***** Provided text *****

Friday, May 29, 2015

Finding The World Tree in Oaks

Whenever I ponder the World Tree, I often reflect on my own relations with trees. In my experience, They are magical beings, Each with their own personalities. By carrying their own vision of the world inside Themselves, each species of tree offers something of Themselves to the Axis Mundus, which is the World Tree.

 In imagining this Axis Mundus, I think back on my experience with a white oak, which lived next to my third story condo. During a hurricane (more than fifteen years ago) the tree fell through my living room. Between the chaos and the debris, I stopped to marvel at this immense tree laying on the floor, taking up my living-dining room. The crown, the branches, the leaves, the acorns, and the trunk all spilled out over the floor. Amongst the debris were some squirrels and two of their nests. (That is a story for another time.)

 As I touched the felled tree, I felt that I stepped through a door to other worlds. All of these worlds, whether they were below, above, or in-between, were connected through this tree. Moreover, all life was centered in, around, under, above, and through this tree. For me, it was a disorienting, yet remarkable experience. From that, I gained knowledge of the World Tree.

Now when I picture the World Tree, I see a towering, massive tree with branches reaching to the sky, and roots reaching deep into the earth. This broadleaf tree offers shade from the sun and shelter from the rain. The leaves reflect the passing seasons, but they never leave the tree completely bare. Also, this tree provides food for the beings living in it and around it.

*****

**Written problem 1:** Output the part of the World Tree post between "Finding The World" and "is the World Tree.", inclusive, word for word.
**Written problem 2:** Carry the World Tree post forward from its last sentence, writing the next part in the same voice.

***** Excerpted records *****

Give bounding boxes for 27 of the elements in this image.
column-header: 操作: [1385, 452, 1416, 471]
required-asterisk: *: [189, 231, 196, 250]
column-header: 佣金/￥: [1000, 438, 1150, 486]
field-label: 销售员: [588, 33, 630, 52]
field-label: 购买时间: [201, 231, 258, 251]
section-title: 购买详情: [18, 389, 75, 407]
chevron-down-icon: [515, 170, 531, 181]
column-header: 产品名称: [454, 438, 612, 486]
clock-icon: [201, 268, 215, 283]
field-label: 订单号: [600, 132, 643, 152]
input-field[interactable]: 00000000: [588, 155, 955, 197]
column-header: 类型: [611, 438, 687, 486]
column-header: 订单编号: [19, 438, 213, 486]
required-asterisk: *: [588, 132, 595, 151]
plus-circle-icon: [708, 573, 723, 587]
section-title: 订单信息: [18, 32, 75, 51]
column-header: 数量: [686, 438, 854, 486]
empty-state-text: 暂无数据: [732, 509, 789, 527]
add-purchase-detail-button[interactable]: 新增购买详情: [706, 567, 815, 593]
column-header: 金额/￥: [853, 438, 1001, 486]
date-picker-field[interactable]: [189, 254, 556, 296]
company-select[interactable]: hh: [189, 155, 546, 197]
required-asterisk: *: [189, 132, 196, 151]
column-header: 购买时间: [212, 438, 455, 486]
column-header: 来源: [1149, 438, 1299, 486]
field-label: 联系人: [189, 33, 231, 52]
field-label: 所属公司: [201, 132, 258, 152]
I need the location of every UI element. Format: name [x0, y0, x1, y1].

*****
***** Excerpted records *****

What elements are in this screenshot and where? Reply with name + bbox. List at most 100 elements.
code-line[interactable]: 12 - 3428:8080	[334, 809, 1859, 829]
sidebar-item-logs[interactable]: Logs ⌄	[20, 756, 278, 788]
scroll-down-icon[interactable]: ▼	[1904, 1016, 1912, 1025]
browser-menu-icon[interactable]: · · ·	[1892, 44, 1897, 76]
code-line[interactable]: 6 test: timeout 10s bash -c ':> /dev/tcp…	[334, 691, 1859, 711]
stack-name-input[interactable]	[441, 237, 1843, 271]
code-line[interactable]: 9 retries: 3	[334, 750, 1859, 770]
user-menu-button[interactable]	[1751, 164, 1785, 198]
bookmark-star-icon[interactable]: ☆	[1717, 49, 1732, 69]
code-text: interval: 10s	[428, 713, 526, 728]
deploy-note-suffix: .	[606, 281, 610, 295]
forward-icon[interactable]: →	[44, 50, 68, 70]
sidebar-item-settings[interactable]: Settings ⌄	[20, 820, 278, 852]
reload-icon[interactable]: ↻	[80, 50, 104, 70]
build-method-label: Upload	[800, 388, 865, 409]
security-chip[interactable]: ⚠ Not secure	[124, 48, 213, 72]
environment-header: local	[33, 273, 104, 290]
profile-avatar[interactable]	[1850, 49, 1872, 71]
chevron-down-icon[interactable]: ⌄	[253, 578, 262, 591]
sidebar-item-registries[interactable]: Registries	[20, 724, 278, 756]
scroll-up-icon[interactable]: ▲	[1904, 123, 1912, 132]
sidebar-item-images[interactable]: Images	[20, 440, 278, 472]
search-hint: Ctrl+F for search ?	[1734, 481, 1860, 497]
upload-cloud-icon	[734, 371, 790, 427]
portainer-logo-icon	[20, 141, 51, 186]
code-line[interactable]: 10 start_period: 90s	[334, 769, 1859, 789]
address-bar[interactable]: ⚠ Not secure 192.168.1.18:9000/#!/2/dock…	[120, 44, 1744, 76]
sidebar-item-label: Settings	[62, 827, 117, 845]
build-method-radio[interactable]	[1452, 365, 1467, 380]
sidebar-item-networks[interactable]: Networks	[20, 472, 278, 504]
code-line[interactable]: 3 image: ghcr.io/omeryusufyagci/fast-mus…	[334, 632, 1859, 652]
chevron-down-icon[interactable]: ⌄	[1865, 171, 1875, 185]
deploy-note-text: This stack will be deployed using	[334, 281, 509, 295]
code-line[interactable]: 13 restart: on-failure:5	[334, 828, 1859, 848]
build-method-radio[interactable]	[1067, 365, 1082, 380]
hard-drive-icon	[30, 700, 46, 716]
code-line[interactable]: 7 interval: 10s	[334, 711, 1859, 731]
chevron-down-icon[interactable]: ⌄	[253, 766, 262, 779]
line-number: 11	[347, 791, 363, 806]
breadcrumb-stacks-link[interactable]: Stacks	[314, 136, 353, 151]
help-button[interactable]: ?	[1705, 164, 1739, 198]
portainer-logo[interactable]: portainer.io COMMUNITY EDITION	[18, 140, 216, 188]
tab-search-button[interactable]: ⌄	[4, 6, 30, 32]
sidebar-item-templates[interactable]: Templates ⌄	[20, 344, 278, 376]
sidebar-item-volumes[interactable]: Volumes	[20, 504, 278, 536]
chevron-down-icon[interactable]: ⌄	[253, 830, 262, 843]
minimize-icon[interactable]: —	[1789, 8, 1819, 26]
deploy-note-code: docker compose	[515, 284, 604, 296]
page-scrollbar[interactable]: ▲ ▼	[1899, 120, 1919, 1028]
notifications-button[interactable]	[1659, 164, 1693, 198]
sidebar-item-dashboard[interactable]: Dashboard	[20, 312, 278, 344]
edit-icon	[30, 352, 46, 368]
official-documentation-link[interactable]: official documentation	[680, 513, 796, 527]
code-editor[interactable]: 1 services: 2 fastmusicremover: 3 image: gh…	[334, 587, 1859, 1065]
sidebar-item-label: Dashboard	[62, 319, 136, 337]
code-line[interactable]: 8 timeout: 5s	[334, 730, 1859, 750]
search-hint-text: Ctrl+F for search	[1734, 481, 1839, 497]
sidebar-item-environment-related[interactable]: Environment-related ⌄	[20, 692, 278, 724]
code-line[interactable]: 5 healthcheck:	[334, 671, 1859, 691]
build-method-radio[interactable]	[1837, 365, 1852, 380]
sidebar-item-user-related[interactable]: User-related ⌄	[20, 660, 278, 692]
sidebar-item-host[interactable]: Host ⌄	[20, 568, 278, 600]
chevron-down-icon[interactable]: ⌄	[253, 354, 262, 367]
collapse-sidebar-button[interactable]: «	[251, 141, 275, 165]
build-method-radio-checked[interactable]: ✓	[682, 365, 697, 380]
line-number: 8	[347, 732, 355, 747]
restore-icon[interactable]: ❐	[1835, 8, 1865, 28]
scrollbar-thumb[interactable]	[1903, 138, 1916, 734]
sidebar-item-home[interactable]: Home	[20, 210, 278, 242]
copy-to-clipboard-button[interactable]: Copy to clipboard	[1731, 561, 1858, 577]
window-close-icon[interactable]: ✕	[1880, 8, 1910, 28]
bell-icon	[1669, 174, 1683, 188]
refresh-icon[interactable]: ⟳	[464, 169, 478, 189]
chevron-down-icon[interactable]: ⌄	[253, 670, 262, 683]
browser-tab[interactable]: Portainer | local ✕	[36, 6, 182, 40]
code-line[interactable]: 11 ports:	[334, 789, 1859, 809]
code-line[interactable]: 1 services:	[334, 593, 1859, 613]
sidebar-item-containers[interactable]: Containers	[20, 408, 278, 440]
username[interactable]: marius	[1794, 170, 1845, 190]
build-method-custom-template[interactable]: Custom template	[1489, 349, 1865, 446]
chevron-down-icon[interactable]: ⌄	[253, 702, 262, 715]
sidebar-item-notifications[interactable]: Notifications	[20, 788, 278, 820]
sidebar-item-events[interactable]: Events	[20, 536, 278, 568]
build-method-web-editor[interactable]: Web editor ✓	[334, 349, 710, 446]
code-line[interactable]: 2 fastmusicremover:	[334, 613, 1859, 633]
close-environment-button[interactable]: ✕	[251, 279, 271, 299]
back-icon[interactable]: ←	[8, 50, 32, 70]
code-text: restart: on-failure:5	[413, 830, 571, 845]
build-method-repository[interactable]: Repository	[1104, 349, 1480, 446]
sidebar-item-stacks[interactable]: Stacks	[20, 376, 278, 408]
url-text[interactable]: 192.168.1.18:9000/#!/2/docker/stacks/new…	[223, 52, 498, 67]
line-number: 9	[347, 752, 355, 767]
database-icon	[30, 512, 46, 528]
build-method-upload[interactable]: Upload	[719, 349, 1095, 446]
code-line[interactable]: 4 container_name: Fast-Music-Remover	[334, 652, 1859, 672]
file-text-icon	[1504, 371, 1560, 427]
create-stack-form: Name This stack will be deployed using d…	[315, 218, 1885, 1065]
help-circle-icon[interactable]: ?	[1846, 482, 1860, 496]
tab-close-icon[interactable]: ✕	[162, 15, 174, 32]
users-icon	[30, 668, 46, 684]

*****

**Expected output 1:**
Finding The World Tree in Oaks

Whenever I ponder the World Tree, I often reflect on my own relations with trees. In my experience, They are magical beings, Each with their own personalities. By carrying their own vision of the world inside Themselves, each species of tree offers something of Themselves to the Axis Mundus, which is the World Tree.

**Expected output 2:**
 Again, I flashed to a huge oak in my life. This oak of my adolescence sat next to a stone wall in my family’s yard. A clothesline ran from its lower trunk to one of the posts of our patio. This oak tree was said to be a least two hundred years old, and seemed as ancient (at least to me). Whenever, I hung out wet clothes or gathered in the dried ones, the Tree would talk to me. In the summer, I would look up into the crooked branches, and watch the leaves move in the breeze. In the fall, “She” would drop acorns on me. (I thought of this Oak as “She.”) In winter, a few brown leaves would wave at me. Through it all, the Tree was there for me.

 To guide me further, the Oak introduced me to the squirrels. These mammals seemed to be everywhere: eating acorns, buying acorns, chasing each other, and building leaf nests. During the mating season, the squirrels would gather leaves to refurbish their nests. When I was feeling my teenage angst, the squirrels would cheer me up with their activities. The squirrels were partners to the Oak, as they were nurtured by Her, and they cared for Her.

 This Oak nurtured me through some stormy times. She counseled me and gave me her strength. She offered the world to me, for which I was grateful. With her help, I made it through adolescence.

 Therefore I regard the Oak to be the World Tree, the Axis Mundus. Furthermore, the lore about oak trees in various cultures supports my idea. For example, the Celts, not only considered oaks to be Chieftain Trees, but also the Doorway to Other Worlds. To the Romans and Greeks, the oak represented Jupiter and Zeus (respectively), the heads of their pantheons. These Gods spoke through lightening which was caught by the oak. This lightening would travel from the oak’s crown to its roots. This means to me that the oak acted as the Axis Mundus. Not only that, but the oak also contains the sheer life force of the Universe. That is how I imagine the World Tree.

 Works Used.

 Hageneder, Fred, “The Meaning of Trees.” Chronicle Books: San Francisco. 2005. Print.
Hidalgo, Sharlyn, “The Healing Power of Trees.” Llewellyn: Woodbury MN. 2010. Print.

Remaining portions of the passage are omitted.